Nos dirigimos a un Dios que tiene siempre
presente a los más débiles: “el Señor
hace justicia y defiende a todos los oprimidos” (v. 6) y a su pueblo: “enseñó sus caminos a Moisés y sus hazañas a
los hijos de Israel” (v. 7).
El Salmo va describiendo con entusiasmo cómo
es Dios: perdona, cura, rescata, colma de gracia, sacia de bienes, hace
justicia, defiende, enseña... Pero sobre todo, llega a una definición: “El Señor es compasivo y misericordioso,
lento a la ira y rico en clemencia” (v. 8).
Dios se comporta como un Padre benévolo con
sus hijos, lleno de misericordia, sin acusar ni guardar cuentas pendientes “No está siempre acusando ni guarda rencor
perpetuo” (v. 9).
No nos trata como merecemos, depone pronto su
cólera sin guardar rencor: “no nos trata
como merecen nuestros pecados ni nos paga según nuestras culpas” (v. 10).
A pesar de nuestros pecados e infidelidades,
su misericordia lo sobrepasa todo y siente ternura por nosotros.

■ Enunciado del ejercicio
Prosigue el comentario sobre el Salmo y la misericordia de Dios a partir de su última oración. Los datos que vienen a continuación son un material independiente del fragmento.

■ Bloque de datos

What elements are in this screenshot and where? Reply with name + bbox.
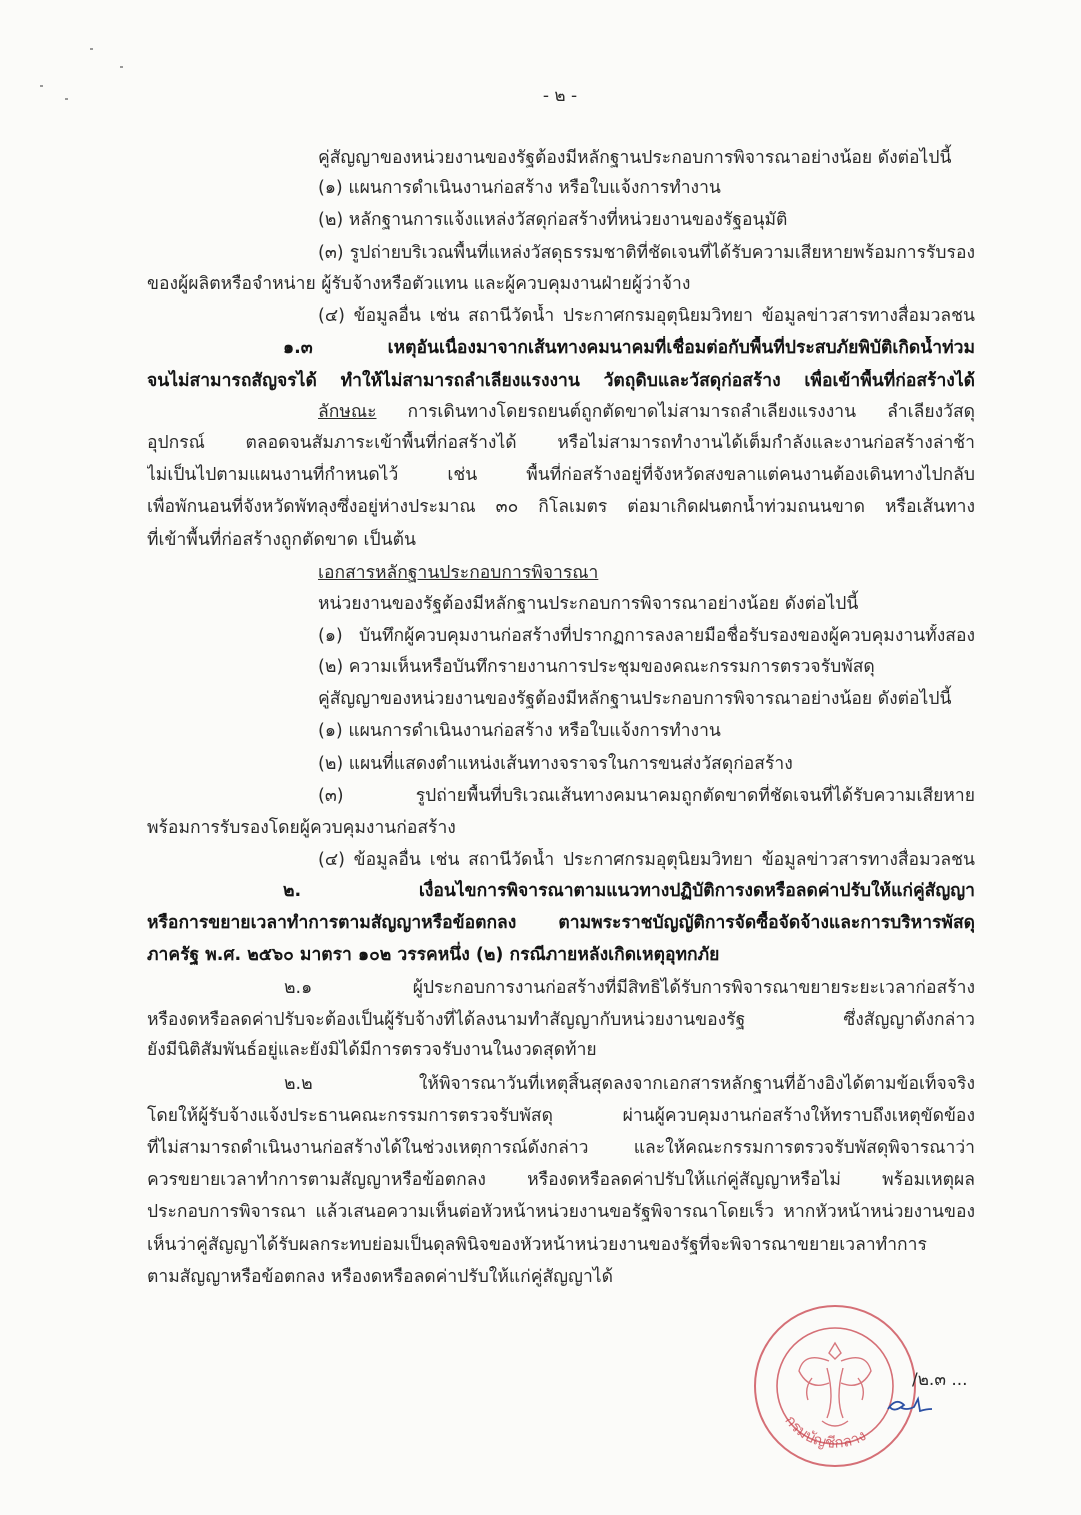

■ Respuesta
Es precisamente esta debilidad del hombre la que
atrae el amor de Dios. El salmista no encuentra otra explicación para este amor
que la siguiente: “porque él conoce
nuestra masa, se acuerda de que somos barro” (v. 14).
Dios sabe que la vida del hombre es una
calamidad y es efímera, y esta caducidad y fragilidad humanas son las que
provocan su misericordia.
Pero ante nuestra fugacidad “la misericordia del Señor dura desde
siempre y por siempre” (v. 17).
Al final del salmo hay una invitación
clamorosa a todas las criaturas a que alaben a Dios, a que lo bendigan para siempre:
“Bendecid al Señor, todas sus obras, en
todo lugar de su imperio” (v. 22).
Para terminar, el salmista acalla todas las
voces, desciende en silencio hasta lo más profundo de su intimidad, y, con una
concentración total, emite esta orden: “Bendice,
alma mía, al Señor” (v. 22).
El Salmo nos invita a confiar en un Dios que
muestra su grandeza no sólo en las obras magnificas de la creación, sino sobre
todo en su ternura de Padre que siempre está cerca para ayudar y perdonar.
Para reflexionar:
¿Bendecimos al Señor con todo el
agradecimiento del alma?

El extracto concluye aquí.